The request. Go through the lines below. Copy those with "Whill".
Begin Provided entries
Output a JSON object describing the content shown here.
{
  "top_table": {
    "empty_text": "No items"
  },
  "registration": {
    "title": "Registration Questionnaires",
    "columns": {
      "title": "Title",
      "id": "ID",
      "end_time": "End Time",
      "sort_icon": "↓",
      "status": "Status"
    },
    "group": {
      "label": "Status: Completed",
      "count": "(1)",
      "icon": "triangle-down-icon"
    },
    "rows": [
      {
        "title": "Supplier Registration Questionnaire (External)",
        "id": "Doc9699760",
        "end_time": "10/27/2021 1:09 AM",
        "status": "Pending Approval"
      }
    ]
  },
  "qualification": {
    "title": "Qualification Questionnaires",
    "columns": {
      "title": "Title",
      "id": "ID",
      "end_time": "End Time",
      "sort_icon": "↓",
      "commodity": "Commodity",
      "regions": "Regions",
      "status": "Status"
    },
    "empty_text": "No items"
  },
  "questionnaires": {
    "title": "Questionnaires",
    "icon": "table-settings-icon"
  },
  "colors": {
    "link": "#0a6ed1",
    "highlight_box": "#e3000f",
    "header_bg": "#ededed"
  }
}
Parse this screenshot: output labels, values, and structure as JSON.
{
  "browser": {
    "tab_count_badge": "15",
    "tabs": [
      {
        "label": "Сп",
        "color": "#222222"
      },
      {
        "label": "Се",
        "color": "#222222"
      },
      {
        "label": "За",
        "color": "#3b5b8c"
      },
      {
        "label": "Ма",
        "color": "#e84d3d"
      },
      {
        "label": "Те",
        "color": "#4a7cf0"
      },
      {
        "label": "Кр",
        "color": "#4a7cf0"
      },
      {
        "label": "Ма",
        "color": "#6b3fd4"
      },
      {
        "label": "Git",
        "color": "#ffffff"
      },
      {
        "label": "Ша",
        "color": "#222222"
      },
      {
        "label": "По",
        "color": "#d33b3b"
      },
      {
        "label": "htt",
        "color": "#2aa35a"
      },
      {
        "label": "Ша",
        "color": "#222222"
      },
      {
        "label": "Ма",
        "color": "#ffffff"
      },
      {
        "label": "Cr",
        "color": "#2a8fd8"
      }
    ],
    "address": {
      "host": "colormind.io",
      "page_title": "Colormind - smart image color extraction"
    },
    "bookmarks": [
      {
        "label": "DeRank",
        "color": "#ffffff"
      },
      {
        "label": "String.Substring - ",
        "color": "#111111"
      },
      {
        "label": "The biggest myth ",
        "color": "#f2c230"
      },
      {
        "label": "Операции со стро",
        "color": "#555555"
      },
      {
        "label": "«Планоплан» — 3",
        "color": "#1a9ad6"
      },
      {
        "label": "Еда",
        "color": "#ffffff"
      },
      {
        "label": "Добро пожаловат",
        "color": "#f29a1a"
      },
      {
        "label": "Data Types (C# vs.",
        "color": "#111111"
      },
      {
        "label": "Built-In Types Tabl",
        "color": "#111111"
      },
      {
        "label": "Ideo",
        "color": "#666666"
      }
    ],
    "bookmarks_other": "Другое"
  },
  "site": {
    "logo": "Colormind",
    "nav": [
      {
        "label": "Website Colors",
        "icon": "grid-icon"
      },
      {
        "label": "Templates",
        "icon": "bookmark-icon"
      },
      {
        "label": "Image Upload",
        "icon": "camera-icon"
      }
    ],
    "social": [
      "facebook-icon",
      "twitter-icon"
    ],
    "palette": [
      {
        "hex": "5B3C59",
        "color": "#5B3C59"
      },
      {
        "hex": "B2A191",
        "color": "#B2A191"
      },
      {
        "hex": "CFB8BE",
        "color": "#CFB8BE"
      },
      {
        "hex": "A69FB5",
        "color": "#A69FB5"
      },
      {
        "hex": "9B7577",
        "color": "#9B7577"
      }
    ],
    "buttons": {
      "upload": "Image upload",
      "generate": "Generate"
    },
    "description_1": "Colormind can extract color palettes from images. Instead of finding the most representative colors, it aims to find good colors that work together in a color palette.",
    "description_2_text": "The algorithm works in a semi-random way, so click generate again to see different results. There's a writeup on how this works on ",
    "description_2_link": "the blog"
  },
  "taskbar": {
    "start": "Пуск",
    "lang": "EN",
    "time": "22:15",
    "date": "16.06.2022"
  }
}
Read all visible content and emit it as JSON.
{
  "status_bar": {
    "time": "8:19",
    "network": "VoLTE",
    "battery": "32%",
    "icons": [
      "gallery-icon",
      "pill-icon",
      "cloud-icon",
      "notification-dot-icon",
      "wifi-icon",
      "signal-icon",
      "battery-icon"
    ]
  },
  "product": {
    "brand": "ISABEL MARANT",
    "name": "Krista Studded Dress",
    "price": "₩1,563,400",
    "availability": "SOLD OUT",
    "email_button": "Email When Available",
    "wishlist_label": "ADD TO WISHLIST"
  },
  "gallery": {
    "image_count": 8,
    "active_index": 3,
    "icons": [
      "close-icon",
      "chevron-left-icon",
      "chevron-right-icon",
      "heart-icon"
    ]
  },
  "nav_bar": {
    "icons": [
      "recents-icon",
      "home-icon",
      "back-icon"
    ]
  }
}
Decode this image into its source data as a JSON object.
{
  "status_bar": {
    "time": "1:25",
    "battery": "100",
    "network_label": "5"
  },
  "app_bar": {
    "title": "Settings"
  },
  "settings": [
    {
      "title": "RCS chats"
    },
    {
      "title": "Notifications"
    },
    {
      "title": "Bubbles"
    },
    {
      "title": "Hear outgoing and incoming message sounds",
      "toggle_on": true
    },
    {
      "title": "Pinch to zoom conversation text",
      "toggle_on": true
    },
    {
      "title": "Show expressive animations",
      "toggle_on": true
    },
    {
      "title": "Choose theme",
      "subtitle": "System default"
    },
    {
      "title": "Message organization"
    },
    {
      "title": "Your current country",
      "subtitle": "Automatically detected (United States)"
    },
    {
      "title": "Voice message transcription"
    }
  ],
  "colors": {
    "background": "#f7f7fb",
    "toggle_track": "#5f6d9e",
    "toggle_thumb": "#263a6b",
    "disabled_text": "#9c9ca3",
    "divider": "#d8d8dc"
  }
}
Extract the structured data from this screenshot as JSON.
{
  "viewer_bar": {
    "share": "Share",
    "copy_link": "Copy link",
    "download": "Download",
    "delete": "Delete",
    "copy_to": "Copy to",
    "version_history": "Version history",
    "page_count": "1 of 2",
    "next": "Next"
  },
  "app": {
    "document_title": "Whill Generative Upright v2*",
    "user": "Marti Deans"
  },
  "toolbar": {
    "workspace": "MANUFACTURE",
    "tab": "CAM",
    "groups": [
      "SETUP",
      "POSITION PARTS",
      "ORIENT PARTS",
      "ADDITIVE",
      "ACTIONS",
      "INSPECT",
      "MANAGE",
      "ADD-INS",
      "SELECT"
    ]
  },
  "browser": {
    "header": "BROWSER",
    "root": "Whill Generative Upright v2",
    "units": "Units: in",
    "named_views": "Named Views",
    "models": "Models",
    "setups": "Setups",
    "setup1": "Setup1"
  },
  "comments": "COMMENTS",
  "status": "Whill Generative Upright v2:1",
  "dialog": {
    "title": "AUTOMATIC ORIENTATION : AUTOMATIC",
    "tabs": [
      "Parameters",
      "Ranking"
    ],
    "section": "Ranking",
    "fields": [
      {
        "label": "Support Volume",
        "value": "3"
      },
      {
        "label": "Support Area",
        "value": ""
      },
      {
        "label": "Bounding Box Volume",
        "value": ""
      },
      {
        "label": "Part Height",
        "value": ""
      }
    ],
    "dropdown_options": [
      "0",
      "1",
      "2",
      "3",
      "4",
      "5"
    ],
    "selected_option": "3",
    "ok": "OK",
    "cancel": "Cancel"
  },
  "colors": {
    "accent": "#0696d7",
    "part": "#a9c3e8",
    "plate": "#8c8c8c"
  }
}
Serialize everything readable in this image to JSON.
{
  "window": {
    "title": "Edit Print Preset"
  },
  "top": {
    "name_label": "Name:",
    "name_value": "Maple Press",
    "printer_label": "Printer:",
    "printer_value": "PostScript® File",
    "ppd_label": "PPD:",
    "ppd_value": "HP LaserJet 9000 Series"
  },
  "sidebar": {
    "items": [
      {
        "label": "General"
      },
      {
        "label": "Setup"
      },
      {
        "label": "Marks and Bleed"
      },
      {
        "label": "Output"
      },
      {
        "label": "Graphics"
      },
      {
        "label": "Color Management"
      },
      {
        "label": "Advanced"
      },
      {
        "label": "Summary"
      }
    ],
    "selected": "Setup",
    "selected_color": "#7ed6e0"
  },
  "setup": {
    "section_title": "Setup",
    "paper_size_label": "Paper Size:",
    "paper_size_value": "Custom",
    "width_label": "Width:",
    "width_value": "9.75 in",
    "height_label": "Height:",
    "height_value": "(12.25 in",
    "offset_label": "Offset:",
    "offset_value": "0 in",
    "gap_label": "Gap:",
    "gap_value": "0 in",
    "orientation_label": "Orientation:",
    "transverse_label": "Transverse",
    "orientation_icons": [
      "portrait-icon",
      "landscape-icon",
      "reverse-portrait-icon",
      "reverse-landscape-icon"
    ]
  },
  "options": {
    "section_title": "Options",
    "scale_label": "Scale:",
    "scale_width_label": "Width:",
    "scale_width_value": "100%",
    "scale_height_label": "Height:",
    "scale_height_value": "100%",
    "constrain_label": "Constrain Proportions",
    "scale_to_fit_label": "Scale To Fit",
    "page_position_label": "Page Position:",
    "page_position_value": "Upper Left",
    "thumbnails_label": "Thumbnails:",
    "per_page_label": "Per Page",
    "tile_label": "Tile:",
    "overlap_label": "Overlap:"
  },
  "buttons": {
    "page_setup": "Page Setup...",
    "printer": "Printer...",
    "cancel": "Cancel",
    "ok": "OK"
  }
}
End Provided entries
Full answer.
    "document_title": "Whill Generative Upright v2*",
    "root": "Whill Generative Upright v2",
  "status": "Whill Generative Upright v2:1",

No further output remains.